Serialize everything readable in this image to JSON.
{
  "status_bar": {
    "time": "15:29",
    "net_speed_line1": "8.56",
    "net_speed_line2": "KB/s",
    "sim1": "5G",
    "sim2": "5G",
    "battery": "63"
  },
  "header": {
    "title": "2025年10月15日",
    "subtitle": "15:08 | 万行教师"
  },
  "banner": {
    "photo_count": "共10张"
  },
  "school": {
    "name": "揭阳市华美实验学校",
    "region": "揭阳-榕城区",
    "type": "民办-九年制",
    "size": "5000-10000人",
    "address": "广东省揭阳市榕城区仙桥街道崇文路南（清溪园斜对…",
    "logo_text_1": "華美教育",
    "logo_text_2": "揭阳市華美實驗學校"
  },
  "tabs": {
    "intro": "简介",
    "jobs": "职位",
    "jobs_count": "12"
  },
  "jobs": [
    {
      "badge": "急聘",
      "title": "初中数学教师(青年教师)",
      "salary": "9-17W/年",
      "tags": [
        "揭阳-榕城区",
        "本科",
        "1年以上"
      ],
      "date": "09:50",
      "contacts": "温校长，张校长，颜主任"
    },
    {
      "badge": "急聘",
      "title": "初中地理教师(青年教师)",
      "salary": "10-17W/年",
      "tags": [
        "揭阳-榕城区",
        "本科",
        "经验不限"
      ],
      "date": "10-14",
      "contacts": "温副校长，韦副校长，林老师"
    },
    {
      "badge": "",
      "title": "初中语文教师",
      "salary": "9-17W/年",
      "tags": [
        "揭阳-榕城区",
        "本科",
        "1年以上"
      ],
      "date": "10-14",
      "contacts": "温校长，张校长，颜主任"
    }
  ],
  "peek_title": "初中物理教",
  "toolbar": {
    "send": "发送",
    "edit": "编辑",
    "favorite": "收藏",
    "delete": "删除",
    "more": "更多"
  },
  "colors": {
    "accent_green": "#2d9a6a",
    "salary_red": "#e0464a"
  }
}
^^^^^^^^
▸ **Direction**
Your task is to give the records above again, exactly.

▸ **Exercise solution**
Serialize everything readable in this image to JSON.
{
  "status_bar": {
    "time": "15:29",
    "net_speed_line1": "8.56",
    "net_speed_line2": "KB/s",
    "sim1": "5G",
    "sim2": "5G",
    "battery": "63"
  },
  "header": {
    "title": "2025年10月15日",
    "subtitle": "15:08 | 万行教师"
  },
  "banner": {
    "photo_count": "共10张"
  },
  "school": {
    "name": "揭阳市华美实验学校",
    "region": "揭阳-榕城区",
    "type": "民办-九年制",
    "size": "5000-10000人",
    "address": "广东省揭阳市榕城区仙桥街道崇文路南（清溪园斜对…",
    "logo_text_1": "華美教育",
    "logo_text_2": "揭阳市華美實驗學校"
  },
  "tabs": {
    "intro": "简介",
    "jobs": "职位",
    "jobs_count": "12"
  },
  "jobs": [
    {
      "badge": "急聘",
      "title": "初中数学教师(青年教师)",
      "salary": "9-17W/年",
      "tags": [
        "揭阳-榕城区",
        "本科",
        "1年以上"
      ],
      "date": "09:50",
      "contacts": "温校长，张校长，颜主任"
    },
    {
      "badge": "急聘",
      "title": "初中地理教师(青年教师)",
      "salary": "10-17W/年",
      "tags": [
        "揭阳-榕城区",
        "本科",
        "经验不限"
      ],
      "date": "10-14",
      "contacts": "温副校长，韦副校长，林老师"
    },
    {
      "badge": "",
      "title": "初中语文教师",
      "salary": "9-17W/年",
      "tags": [
        "揭阳-榕城区",
        "本科",
        "1年以上"
      ],
      "date": "10-14",
      "contacts": "温校长，张校长，颜主任"
    }
  ],
  "peek_title": "初中物理教",
  "toolbar": {
    "send": "发送",
    "edit": "编辑",
    "favorite": "收藏",
    "delete": "删除",
    "more": "更多"
  },
  "colors": {
    "accent_green": "#2d9a6a",
    "salary_red": "#e0464a"
  }
}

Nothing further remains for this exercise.